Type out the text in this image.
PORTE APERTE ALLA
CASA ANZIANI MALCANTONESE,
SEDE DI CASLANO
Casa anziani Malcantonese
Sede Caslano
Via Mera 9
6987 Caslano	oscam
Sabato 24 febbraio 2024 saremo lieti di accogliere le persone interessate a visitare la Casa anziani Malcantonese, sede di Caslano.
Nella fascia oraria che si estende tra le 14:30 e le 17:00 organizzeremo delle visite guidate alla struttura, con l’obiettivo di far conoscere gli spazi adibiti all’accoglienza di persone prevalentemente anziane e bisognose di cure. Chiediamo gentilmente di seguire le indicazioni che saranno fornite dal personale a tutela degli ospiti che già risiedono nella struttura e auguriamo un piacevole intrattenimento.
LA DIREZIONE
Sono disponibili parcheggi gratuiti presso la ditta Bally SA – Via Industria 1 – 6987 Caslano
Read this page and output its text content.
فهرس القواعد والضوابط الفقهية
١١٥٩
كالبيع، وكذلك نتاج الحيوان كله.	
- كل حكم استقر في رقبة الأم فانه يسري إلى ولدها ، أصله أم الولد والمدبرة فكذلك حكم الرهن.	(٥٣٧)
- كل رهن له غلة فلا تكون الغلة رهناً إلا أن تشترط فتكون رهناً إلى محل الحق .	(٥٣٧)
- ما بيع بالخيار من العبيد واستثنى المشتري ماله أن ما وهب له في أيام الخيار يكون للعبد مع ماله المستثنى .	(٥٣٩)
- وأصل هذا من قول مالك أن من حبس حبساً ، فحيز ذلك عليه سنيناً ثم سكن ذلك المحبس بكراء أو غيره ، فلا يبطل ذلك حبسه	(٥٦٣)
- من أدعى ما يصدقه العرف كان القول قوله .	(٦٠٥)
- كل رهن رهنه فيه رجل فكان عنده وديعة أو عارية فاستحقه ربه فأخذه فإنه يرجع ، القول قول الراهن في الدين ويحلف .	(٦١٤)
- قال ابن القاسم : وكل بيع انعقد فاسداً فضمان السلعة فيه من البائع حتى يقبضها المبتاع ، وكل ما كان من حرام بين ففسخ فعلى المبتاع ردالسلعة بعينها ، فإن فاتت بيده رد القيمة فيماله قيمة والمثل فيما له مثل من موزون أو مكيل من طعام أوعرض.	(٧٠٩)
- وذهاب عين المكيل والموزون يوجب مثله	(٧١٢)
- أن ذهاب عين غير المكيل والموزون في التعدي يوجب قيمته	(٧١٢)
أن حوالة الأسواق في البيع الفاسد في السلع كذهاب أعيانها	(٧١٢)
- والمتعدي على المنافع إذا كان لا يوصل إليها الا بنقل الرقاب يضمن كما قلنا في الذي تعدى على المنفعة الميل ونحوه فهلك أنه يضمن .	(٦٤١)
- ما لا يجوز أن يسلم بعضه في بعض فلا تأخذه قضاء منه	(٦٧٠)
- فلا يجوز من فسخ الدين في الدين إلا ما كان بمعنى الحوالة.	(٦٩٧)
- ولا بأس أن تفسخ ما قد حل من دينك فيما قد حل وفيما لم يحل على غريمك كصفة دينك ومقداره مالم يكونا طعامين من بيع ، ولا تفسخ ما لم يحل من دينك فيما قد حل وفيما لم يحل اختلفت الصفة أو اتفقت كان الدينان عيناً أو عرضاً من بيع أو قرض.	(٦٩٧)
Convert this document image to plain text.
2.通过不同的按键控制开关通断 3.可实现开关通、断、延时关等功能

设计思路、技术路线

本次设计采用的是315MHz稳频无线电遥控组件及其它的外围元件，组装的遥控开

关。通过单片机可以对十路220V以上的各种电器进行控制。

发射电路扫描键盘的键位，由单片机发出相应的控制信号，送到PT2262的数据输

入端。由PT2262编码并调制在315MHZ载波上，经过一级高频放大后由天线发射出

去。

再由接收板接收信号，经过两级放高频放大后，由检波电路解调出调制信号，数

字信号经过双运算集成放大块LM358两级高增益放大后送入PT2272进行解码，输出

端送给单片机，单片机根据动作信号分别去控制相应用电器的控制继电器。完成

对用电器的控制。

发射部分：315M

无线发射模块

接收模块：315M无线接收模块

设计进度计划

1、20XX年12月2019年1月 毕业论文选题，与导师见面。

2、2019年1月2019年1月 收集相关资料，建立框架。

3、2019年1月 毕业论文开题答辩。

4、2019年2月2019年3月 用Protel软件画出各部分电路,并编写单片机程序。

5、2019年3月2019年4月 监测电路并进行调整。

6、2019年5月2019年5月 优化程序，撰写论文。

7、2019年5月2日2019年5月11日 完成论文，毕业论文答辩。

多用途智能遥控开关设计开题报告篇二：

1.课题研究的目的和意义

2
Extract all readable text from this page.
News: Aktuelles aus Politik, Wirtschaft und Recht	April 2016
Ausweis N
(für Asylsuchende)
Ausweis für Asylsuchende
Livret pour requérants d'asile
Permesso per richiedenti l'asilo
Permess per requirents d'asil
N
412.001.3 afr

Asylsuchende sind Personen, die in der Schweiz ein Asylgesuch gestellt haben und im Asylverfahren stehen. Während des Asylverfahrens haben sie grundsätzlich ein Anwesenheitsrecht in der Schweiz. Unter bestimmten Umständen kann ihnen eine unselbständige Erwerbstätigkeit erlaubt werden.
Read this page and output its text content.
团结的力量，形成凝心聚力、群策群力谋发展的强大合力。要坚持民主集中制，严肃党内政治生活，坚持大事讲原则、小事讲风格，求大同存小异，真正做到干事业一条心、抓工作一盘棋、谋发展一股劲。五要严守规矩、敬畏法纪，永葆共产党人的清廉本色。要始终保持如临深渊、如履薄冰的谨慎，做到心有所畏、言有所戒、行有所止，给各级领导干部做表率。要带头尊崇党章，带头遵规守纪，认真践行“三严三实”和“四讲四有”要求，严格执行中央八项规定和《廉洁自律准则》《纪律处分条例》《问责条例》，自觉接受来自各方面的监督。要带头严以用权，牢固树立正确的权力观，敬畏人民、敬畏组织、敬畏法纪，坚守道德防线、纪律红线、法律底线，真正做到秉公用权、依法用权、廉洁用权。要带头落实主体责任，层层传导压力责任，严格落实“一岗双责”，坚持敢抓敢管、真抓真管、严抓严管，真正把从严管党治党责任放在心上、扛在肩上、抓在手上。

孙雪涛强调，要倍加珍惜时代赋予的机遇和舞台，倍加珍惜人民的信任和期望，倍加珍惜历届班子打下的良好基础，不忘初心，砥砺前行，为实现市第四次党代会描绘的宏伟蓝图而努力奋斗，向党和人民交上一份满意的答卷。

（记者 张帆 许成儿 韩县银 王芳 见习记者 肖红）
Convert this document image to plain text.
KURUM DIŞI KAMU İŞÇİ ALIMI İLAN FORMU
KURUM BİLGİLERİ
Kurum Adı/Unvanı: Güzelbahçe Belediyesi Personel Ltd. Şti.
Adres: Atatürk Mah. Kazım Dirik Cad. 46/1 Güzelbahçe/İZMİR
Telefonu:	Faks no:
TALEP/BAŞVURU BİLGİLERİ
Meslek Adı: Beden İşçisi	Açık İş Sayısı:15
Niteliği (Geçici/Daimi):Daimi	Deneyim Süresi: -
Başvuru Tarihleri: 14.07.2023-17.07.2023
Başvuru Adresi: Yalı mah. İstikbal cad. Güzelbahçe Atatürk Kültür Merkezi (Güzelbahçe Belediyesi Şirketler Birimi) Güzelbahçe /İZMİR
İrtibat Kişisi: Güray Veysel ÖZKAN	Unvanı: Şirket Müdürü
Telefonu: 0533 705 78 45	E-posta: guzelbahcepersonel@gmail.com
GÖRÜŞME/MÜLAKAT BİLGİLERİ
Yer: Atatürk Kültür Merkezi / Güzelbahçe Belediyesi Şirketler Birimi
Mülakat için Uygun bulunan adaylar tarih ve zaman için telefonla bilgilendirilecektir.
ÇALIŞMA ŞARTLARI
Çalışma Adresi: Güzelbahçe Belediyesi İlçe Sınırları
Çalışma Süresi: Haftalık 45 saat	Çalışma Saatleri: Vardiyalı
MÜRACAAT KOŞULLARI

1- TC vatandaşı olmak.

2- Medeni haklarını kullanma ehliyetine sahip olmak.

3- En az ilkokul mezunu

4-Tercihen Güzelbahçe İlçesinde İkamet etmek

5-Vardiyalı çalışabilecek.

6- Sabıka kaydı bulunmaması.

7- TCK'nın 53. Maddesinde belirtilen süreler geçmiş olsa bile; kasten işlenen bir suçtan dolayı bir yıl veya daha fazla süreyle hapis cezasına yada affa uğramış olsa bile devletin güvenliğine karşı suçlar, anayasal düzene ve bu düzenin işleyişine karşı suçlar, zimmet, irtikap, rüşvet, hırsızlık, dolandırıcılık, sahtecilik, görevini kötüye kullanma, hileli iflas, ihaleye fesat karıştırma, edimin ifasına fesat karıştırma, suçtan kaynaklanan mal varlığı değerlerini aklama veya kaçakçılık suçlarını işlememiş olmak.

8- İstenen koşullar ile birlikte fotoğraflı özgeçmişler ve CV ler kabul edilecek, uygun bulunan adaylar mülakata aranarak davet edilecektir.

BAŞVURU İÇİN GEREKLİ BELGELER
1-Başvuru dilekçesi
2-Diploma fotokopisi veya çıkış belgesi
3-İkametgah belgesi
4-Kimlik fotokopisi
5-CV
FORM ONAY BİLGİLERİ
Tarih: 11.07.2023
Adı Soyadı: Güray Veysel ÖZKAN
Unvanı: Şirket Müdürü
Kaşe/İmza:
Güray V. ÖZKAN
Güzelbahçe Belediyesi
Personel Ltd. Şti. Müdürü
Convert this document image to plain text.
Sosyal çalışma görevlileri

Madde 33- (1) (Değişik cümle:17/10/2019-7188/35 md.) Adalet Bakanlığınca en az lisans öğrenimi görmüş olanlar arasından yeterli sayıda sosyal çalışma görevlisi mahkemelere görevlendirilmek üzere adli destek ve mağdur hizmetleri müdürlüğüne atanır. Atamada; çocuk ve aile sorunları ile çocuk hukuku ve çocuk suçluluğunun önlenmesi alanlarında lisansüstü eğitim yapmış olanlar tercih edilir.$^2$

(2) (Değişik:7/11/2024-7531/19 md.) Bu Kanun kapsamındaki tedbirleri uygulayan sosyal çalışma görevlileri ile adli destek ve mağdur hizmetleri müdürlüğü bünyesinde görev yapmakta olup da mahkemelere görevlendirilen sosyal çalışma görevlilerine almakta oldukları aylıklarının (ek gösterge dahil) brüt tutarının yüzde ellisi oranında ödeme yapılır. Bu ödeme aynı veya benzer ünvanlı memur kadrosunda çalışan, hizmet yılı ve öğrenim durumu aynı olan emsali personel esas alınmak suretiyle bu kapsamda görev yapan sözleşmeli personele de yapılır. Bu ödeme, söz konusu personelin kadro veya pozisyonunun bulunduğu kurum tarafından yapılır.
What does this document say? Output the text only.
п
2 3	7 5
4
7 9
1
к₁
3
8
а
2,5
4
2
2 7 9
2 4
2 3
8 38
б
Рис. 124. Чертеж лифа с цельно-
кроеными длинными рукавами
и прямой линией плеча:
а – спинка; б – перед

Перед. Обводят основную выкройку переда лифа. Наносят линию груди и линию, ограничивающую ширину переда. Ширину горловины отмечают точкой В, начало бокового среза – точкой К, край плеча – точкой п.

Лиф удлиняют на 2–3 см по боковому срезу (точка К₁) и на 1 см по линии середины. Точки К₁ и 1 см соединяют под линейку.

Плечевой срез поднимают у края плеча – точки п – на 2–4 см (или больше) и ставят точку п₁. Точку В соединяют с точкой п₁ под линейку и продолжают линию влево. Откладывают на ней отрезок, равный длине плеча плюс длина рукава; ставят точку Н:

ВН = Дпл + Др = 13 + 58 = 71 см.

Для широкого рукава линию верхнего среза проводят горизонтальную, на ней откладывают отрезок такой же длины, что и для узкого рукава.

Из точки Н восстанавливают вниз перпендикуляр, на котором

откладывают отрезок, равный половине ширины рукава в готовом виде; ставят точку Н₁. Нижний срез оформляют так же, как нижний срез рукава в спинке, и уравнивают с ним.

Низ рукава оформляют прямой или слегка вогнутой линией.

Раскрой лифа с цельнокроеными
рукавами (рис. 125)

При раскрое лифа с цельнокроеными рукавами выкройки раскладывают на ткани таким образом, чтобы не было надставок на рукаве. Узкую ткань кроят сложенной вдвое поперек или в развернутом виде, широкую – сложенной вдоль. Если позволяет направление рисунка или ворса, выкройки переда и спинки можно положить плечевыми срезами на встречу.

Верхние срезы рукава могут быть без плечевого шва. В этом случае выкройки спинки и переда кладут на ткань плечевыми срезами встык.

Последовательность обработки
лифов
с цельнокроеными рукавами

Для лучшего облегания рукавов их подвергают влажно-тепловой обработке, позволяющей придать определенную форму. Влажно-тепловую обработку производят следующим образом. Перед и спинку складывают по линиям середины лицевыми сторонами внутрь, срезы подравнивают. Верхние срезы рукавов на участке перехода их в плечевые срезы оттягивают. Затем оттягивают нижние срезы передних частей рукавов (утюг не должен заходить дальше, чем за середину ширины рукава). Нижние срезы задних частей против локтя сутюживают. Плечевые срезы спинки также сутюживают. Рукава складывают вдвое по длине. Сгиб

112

------------------------------

*Set exercise:*
Collect every line from the records above that contains the word "Ausweis".

*Answer in full:*
Ausweis N
Ausweis für Asylsuchende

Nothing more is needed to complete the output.